*EXERCISE TASK*.
Drop the pictures, then extract the listing word for word.

— begin GIVEN RECORDS —

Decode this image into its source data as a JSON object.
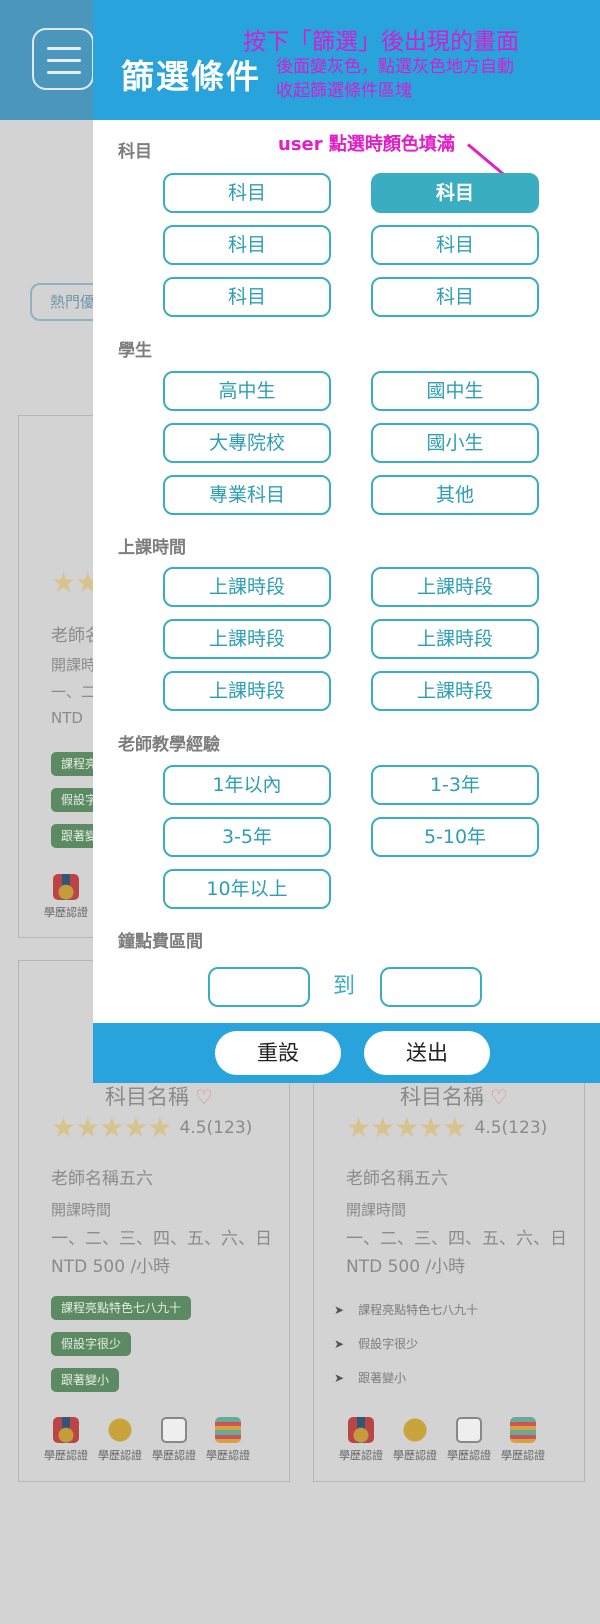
{
  "background": {
    "hot_pill": "熱門優",
    "cards_top": {
      "left_teacher": "老師名",
      "left_time": "開課時",
      "left_days": "一、二",
      "left_price": "NTD",
      "tags": [
        "課程亮",
        "假設字",
        "跟著變"
      ],
      "badge": "學歷認證"
    },
    "cards": [
      {
        "title": "科目名稱",
        "rating": "4.5(123)",
        "teacher": "老師名稱五六",
        "time_label": "開課時間",
        "days": "一、二、三、四、五、六、日",
        "price": "NTD  500 /小時",
        "tags": [
          "課程亮點特色七八九十",
          "假設字很少",
          "跟著變小"
        ],
        "badges": [
          "學歷認證",
          "學歷認證",
          "學歷認證",
          "學歷認證"
        ]
      },
      {
        "title": "科目名稱",
        "rating": "4.5(123)",
        "teacher": "老師名稱五六",
        "time_label": "開課時間",
        "days": "一、二、三、四、五、六、日",
        "price": "NTD  500 /小時",
        "bullets": [
          "課程亮點特色七八九十",
          "假設字很少",
          "跟著變小"
        ],
        "badges": [
          "學歷認證",
          "學歷認證",
          "學歷認證",
          "學歷認證"
        ]
      }
    ]
  },
  "filter": {
    "title": "篩選條件",
    "annotation_main": "按下「篩選」後出現的畫面",
    "annotation_sub": [
      "後面變灰色，點選灰色地方自動",
      "收起篩選條件區塊"
    ],
    "annotation_user": "user 點選時顏色填滿",
    "sections": {
      "subject": {
        "label": "科目",
        "options": [
          "科目",
          "科目",
          "科目",
          "科目",
          "科目",
          "科目"
        ],
        "selected_index": 1
      },
      "student": {
        "label": "學生",
        "options": [
          "高中生",
          "國中生",
          "大專院校",
          "國小生",
          "專業科目",
          "其他"
        ]
      },
      "time": {
        "label": "上課時間",
        "options": [
          "上課時段",
          "上課時段",
          "上課時段",
          "上課時段",
          "上課時段",
          "上課時段"
        ]
      },
      "experience": {
        "label": "老師教學經驗",
        "options": [
          "1年以內",
          "1-3年",
          "3-5年",
          "5-10年",
          "10年以上"
        ]
      },
      "fee": {
        "label": "鐘點費區間",
        "to": "到",
        "min_value": "",
        "max_value": ""
      }
    },
    "reset_label": "重設",
    "submit_label": "送出"
  },
  "colors": {
    "header_blue": "#29a3dc",
    "accent_teal": "#3aaec0",
    "annotation_magenta": "#d21fd2",
    "tag_green": "#5c8a62",
    "star_gold": "#d7c38c"
  }
}
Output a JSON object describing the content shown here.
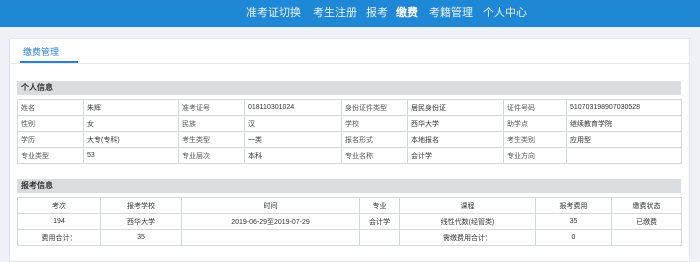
{
  "nav": {
    "items": [
      {
        "label": "准考证切换",
        "active": false
      },
      {
        "label": "考生注册",
        "active": false
      },
      {
        "label": "报考",
        "active": false
      },
      {
        "label": "缴费",
        "active": true
      },
      {
        "label": "考籍管理",
        "active": false
      },
      {
        "label": "个人中心",
        "active": false
      }
    ]
  },
  "page": {
    "tab_label": "缴费管理"
  },
  "personal": {
    "title": "个人信息",
    "rows": [
      [
        [
          "姓名",
          "朱辉"
        ],
        [
          "准考证号",
          "018110301024"
        ],
        [
          "身份证件类型",
          "居民身份证"
        ],
        [
          "证件号码",
          "510703198907030528"
        ]
      ],
      [
        [
          "性别",
          "女"
        ],
        [
          "民族",
          "汉"
        ],
        [
          "学校",
          "西华大学"
        ],
        [
          "助学点",
          "继续教育学院"
        ]
      ],
      [
        [
          "学历",
          "大专(专科)"
        ],
        [
          "考生类型",
          "一类"
        ],
        [
          "报名形式",
          "本地报名"
        ],
        [
          "考生类别",
          "应用型"
        ]
      ],
      [
        [
          "专业类型",
          "53"
        ],
        [
          "专业层次",
          "本科"
        ],
        [
          "专业名称",
          "会计学"
        ],
        [
          "专业方向",
          ""
        ]
      ]
    ]
  },
  "registration": {
    "title": "报考信息",
    "headers": [
      "考次",
      "报考学校",
      "时间",
      "专业",
      "课程",
      "报考费用",
      "缴费状态"
    ],
    "rows": [
      [
        "194",
        "西华大学",
        "2019-06-29至2019-07-29",
        "会计学",
        "线性代数(经管类)",
        "35",
        "已缴费"
      ]
    ],
    "total_label": "费用合计：",
    "total_value": "35",
    "need_label": "需缴费用合计：",
    "need_value": "0"
  }
}
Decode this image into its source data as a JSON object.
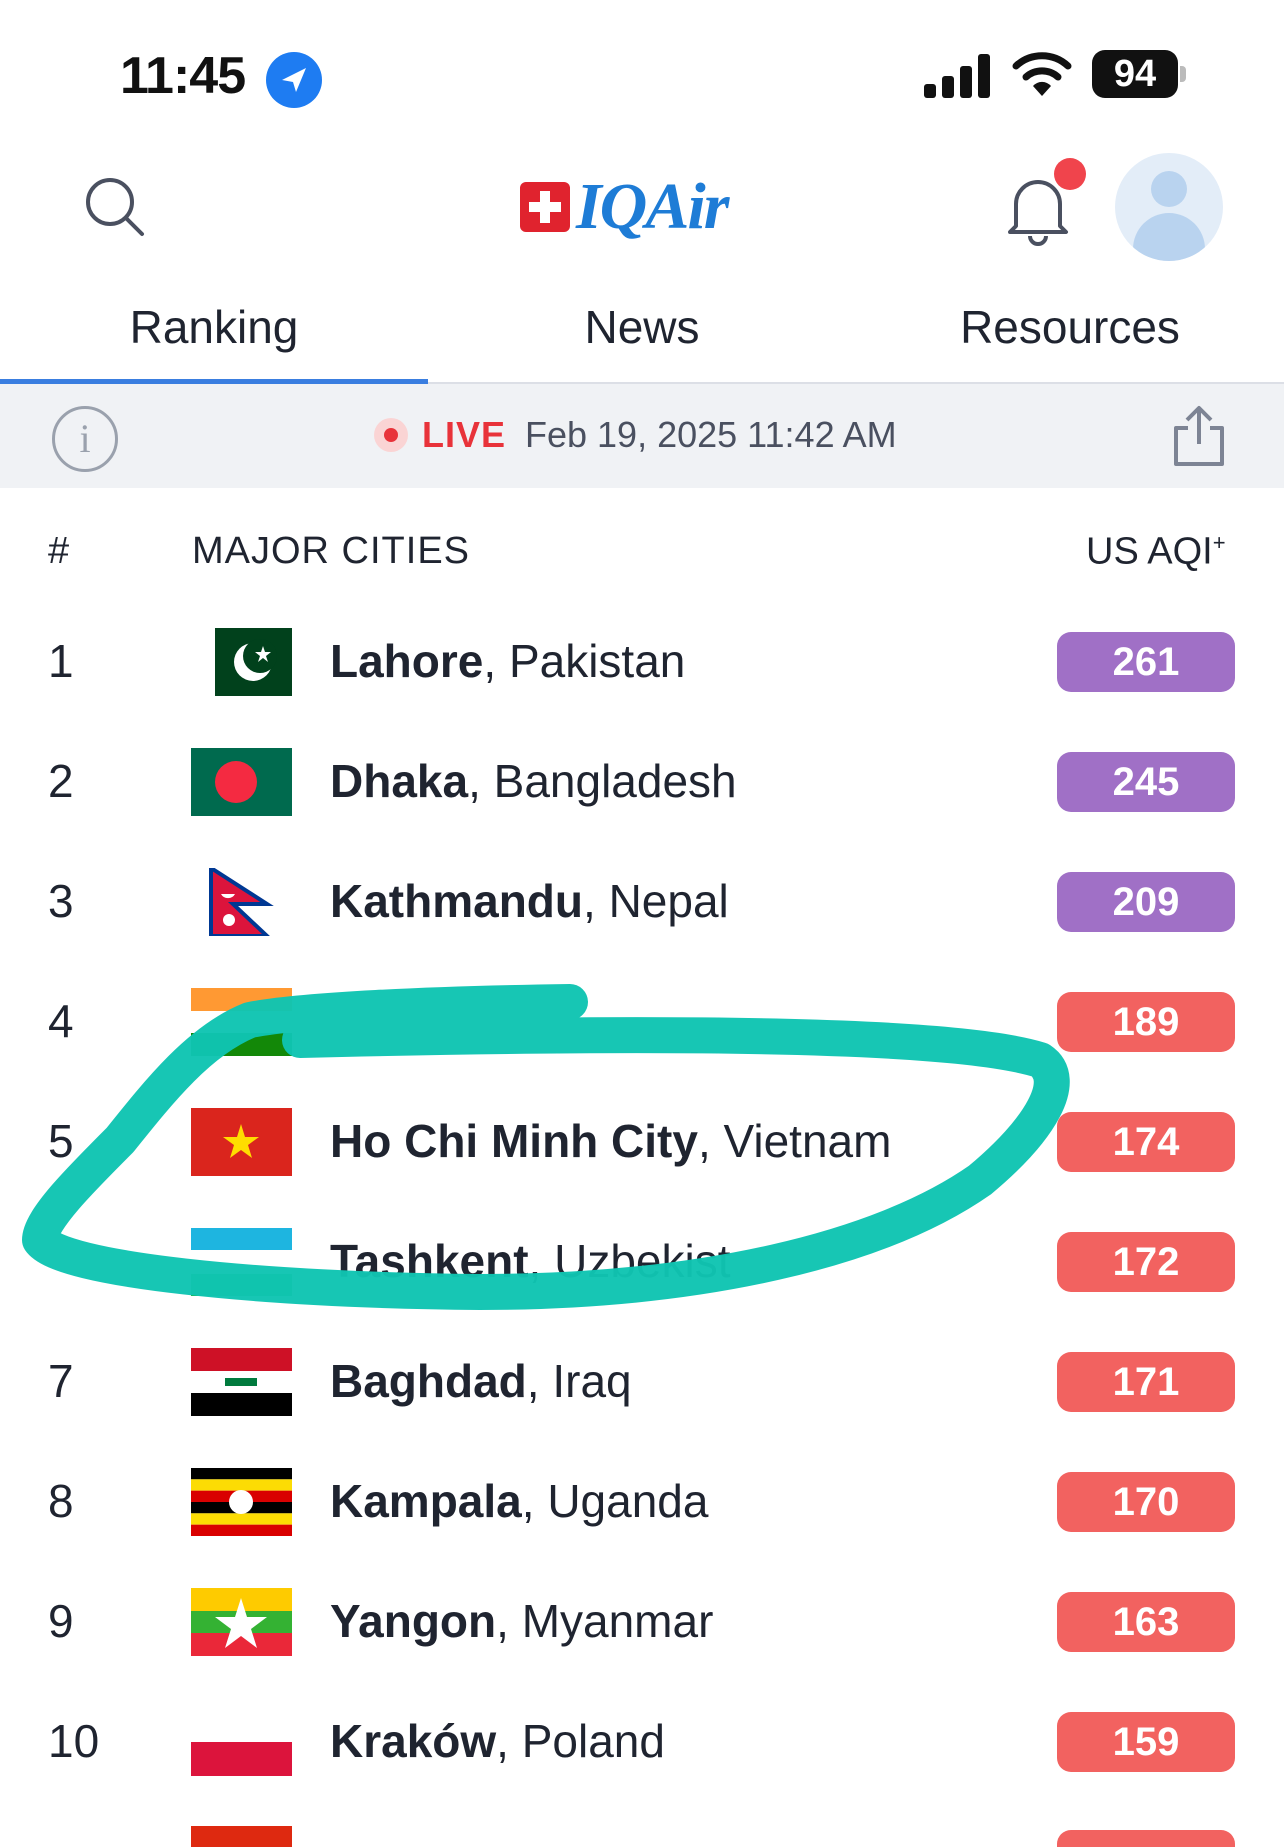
{
  "status_bar": {
    "time": "11:45",
    "battery": "94"
  },
  "header": {
    "logo_text": "IQAir"
  },
  "tabs": [
    {
      "label": "Ranking",
      "active": true
    },
    {
      "label": "News",
      "active": false
    },
    {
      "label": "Resources",
      "active": false
    }
  ],
  "live_bar": {
    "live_label": "LIVE",
    "timestamp": "Feb 19, 2025 11:42 AM"
  },
  "table": {
    "col_rank": "#",
    "col_city": "MAJOR CITIES",
    "col_aqi": "US AQI",
    "col_aqi_sup": "+",
    "rows": [
      {
        "rank": "1",
        "city": "Lahore",
        "country": "Pakistan",
        "aqi": "261",
        "level": "purple"
      },
      {
        "rank": "2",
        "city": "Dhaka",
        "country": "Bangladesh",
        "aqi": "245",
        "level": "purple"
      },
      {
        "rank": "3",
        "city": "Kathmandu",
        "country": "Nepal",
        "aqi": "209",
        "level": "purple"
      },
      {
        "rank": "4",
        "city": "",
        "country": "",
        "aqi": "189",
        "level": "red"
      },
      {
        "rank": "5",
        "city": "Ho Chi Minh City",
        "country": "Vietnam",
        "aqi": "174",
        "level": "red"
      },
      {
        "rank": "",
        "city": "Tashkent",
        "country": "Uzbekist",
        "aqi": "172",
        "level": "red"
      },
      {
        "rank": "7",
        "city": "Baghdad",
        "country": "Iraq",
        "aqi": "171",
        "level": "red"
      },
      {
        "rank": "8",
        "city": "Kampala",
        "country": "Uganda",
        "aqi": "170",
        "level": "red"
      },
      {
        "rank": "9",
        "city": "Yangon",
        "country": "Myanmar",
        "aqi": "163",
        "level": "red"
      },
      {
        "rank": "10",
        "city": "Kraków",
        "country": "Poland",
        "aqi": "159",
        "level": "red"
      }
    ]
  },
  "colors": {
    "accent": "#3a7ee0",
    "live": "#e8333a",
    "aqi_purple": "#a070c6",
    "aqi_red": "#f26260",
    "annotation": "#10c4b2"
  }
}
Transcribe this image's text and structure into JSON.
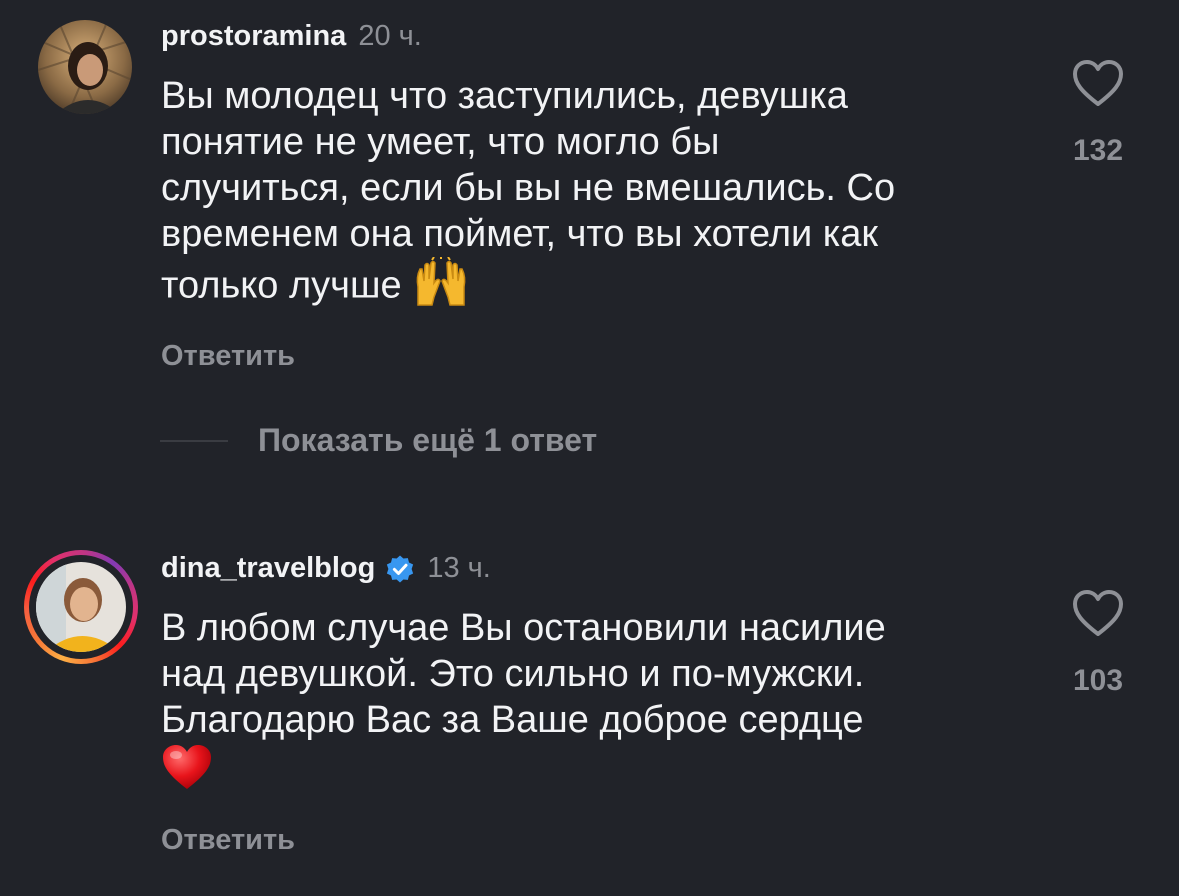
{
  "comments": [
    {
      "username": "prostoramina",
      "time": "20 ч.",
      "text": "Вы молодец что заступились, девушка\nпонятие не умеет, что могло бы\nслучиться, если бы вы не вмешались. Со\nвременем она поймет, что вы хотели как\nтолько лучше",
      "emoji": "raising-hands",
      "reply_label": "Ответить",
      "likes": "132",
      "verified": false,
      "story_ring": false
    },
    {
      "username": "dina_travelblog",
      "time": "13 ч.",
      "text": "В любом случае Вы остановили насилие\nнад девушкой.  Это сильно и по-мужски.\nБлагодарю Вас за Ваше доброе сердце",
      "emoji": "red-heart",
      "reply_label": "Ответить",
      "likes": "103",
      "verified": true,
      "story_ring": true
    }
  ],
  "more_replies_label": "Показать ещё 1 ответ",
  "colors": {
    "background": "#212329",
    "primary_text": "#f2f3f5",
    "secondary_text": "#8e9096",
    "verified_blue": "#3897f0"
  }
}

— end GIVEN RECORDS —

*FINAL RESULT*.
Decode this image into its source data as a JSON object.
{
  "background": {
    "hot_pill": "熱門優",
    "cards_top": {
      "left_teacher": "老師名",
      "left_time": "開課時",
      "left_days": "一、二",
      "left_price": "NTD",
      "tags": [
        "課程亮",
        "假設字",
        "跟著變"
      ],
      "badge": "學歷認證"
    },
    "cards": [
      {
        "title": "科目名稱",
        "rating": "4.5(123)",
        "teacher": "老師名稱五六",
        "time_label": "開課時間",
        "days": "一、二、三、四、五、六、日",
        "price": "NTD  500 /小時",
        "tags": [
          "課程亮點特色七八九十",
          "假設字很少",
          "跟著變小"
        ],
        "badges": [
          "學歷認證",
          "學歷認證",
          "學歷認證",
          "學歷認證"
        ]
      },
      {
        "title": "科目名稱",
        "rating": "4.5(123)",
        "teacher": "老師名稱五六",
        "time_label": "開課時間",
        "days": "一、二、三、四、五、六、日",
        "price": "NTD  500 /小時",
        "bullets": [
          "課程亮點特色七八九十",
          "假設字很少",
          "跟著變小"
        ],
        "badges": [
          "學歷認證",
          "學歷認證",
          "學歷認證",
          "學歷認證"
        ]
      }
    ]
  },
  "filter": {
    "title": "篩選條件",
    "annotation_main": "按下「篩選」後出現的畫面",
    "annotation_sub": [
      "後面變灰色，點選灰色地方自動",
      "收起篩選條件區塊"
    ],
    "annotation_user": "user 點選時顏色填滿",
    "sections": {
      "subject": {
        "label": "科目",
        "options": [
          "科目",
          "科目",
          "科目",
          "科目",
          "科目",
          "科目"
        ],
        "selected_index": 1
      },
      "student": {
        "label": "學生",
        "options": [
          "高中生",
          "國中生",
          "大專院校",
          "國小生",
          "專業科目",
          "其他"
        ]
      },
      "time": {
        "label": "上課時間",
        "options": [
          "上課時段",
          "上課時段",
          "上課時段",
          "上課時段",
          "上課時段",
          "上課時段"
        ]
      },
      "experience": {
        "label": "老師教學經驗",
        "options": [
          "1年以內",
          "1-3年",
          "3-5年",
          "5-10年",
          "10年以上"
        ]
      },
      "fee": {
        "label": "鐘點費區間",
        "to": "到",
        "min_value": "",
        "max_value": ""
      }
    },
    "reset_label": "重設",
    "submit_label": "送出"
  },
  "colors": {
    "header_blue": "#29a3dc",
    "accent_teal": "#3aaec0",
    "annotation_magenta": "#d21fd2",
    "tag_green": "#5c8a62",
    "star_gold": "#d7c38c"
  }
}
Output a JSON object describing the content shown here.
{
  "nav": {
    "items": [
      {
        "label": "准考证切换",
        "active": false
      },
      {
        "label": "考生注册",
        "active": false
      },
      {
        "label": "报考",
        "active": false
      },
      {
        "label": "缴费",
        "active": true
      },
      {
        "label": "考籍管理",
        "active": false
      },
      {
        "label": "个人中心",
        "active": false
      }
    ]
  },
  "page": {
    "tab_label": "缴费管理"
  },
  "personal": {
    "title": "个人信息",
    "rows": [
      [
        [
          "姓名",
          "朱辉"
        ],
        [
          "准考证号",
          "018110301024"
        ],
        [
          "身份证件类型",
          "居民身份证"
        ],
        [
          "证件号码",
          "510703198907030528"
        ]
      ],
      [
        [
          "性别",
          "女"
        ],
        [
          "民族",
          "汉"
        ],
        [
          "学校",
          "西华大学"
        ],
        [
          "助学点",
          "继续教育学院"
        ]
      ],
      [
        [
          "学历",
          "大专(专科)"
        ],
        [
          "考生类型",
          "一类"
        ],
        [
          "报名形式",
          "本地报名"
        ],
        [
          "考生类别",
          "应用型"
        ]
      ],
      [
        [
          "专业类型",
          "53"
        ],
        [
          "专业层次",
          "本科"
        ],
        [
          "专业名称",
          "会计学"
        ],
        [
          "专业方向",
          ""
        ]
      ]
    ]
  },
  "registration": {
    "title": "报考信息",
    "headers": [
      "考次",
      "报考学校",
      "时间",
      "专业",
      "课程",
      "报考费用",
      "缴费状态"
    ],
    "rows": [
      [
        "194",
        "西华大学",
        "2019-06-29至2019-07-29",
        "会计学",
        "线性代数(经管类)",
        "35",
        "已缴费"
      ]
    ],
    "total_label": "费用合计：",
    "total_value": "35",
    "need_label": "需缴费用合计：",
    "need_value": "0"
  }
}
Decode this image into its source data as a JSON object.
{
  "status_bar": {
    "time": "11:45",
    "battery": "94"
  },
  "header": {
    "logo_text": "IQAir"
  },
  "tabs": [
    {
      "label": "Ranking",
      "active": true
    },
    {
      "label": "News",
      "active": false
    },
    {
      "label": "Resources",
      "active": false
    }
  ],
  "live_bar": {
    "live_label": "LIVE",
    "timestamp": "Feb 19, 2025 11:42 AM"
  },
  "table": {
    "col_rank": "#",
    "col_city": "MAJOR CITIES",
    "col_aqi": "US AQI",
    "col_aqi_sup": "+",
    "rows": [
      {
        "rank": "1",
        "city": "Lahore",
        "country": "Pakistan",
        "aqi": "261",
        "level": "purple"
      },
      {
        "rank": "2",
        "city": "Dhaka",
        "country": "Bangladesh",
        "aqi": "245",
        "level": "purple"
      },
      {
        "rank": "3",
        "city": "Kathmandu",
        "country": "Nepal",
        "aqi": "209",
        "level": "purple"
      },
      {
        "rank": "4",
        "city": "",
        "country": "",
        "aqi": "189",
        "level": "red"
      },
      {
        "rank": "5",
        "city": "Ho Chi Minh City",
        "country": "Vietnam",
        "aqi": "174",
        "level": "red"
      },
      {
        "rank": "",
        "city": "Tashkent",
        "country": "Uzbekist",
        "aqi": "172",
        "level": "red"
      },
      {
        "rank": "7",
        "city": "Baghdad",
        "country": "Iraq",
        "aqi": "171",
        "level": "red"
      },
      {
        "rank": "8",
        "city": "Kampala",
        "country": "Uganda",
        "aqi": "170",
        "level": "red"
      },
      {
        "rank": "9",
        "city": "Yangon",
        "country": "Myanmar",
        "aqi": "163",
        "level": "red"
      },
      {
        "rank": "10",
        "city": "Kraków",
        "country": "Poland",
        "aqi": "159",
        "level": "red"
      }
    ]
  },
  "colors": {
    "accent": "#3a7ee0",
    "live": "#e8333a",
    "aqi_purple": "#a070c6",
    "aqi_red": "#f26260",
    "annotation": "#10c4b2"
  }
}
Transcribe this image's text and structure into JSON.
{
  "comments": [
    {
      "username": "prostoramina",
      "time": "20 ч.",
      "text": "Вы молодец что заступились, девушка\nпонятие не умеет, что могло бы\nслучиться, если бы вы не вмешались. Со\nвременем она поймет, что вы хотели как\nтолько лучше",
      "emoji": "raising-hands",
      "reply_label": "Ответить",
      "likes": "132",
      "verified": false,
      "story_ring": false
    },
    {
      "username": "dina_travelblog",
      "time": "13 ч.",
      "text": "В любом случае Вы остановили насилие\nнад девушкой.  Это сильно и по-мужски.\nБлагодарю Вас за Ваше доброе сердце",
      "emoji": "red-heart",
      "reply_label": "Ответить",
      "likes": "103",
      "verified": true,
      "story_ring": true
    }
  ],
  "more_replies_label": "Показать ещё 1 ответ",
  "colors": {
    "background": "#212329",
    "primary_text": "#f2f3f5",
    "secondary_text": "#8e9096",
    "verified_blue": "#3897f0"
  }
}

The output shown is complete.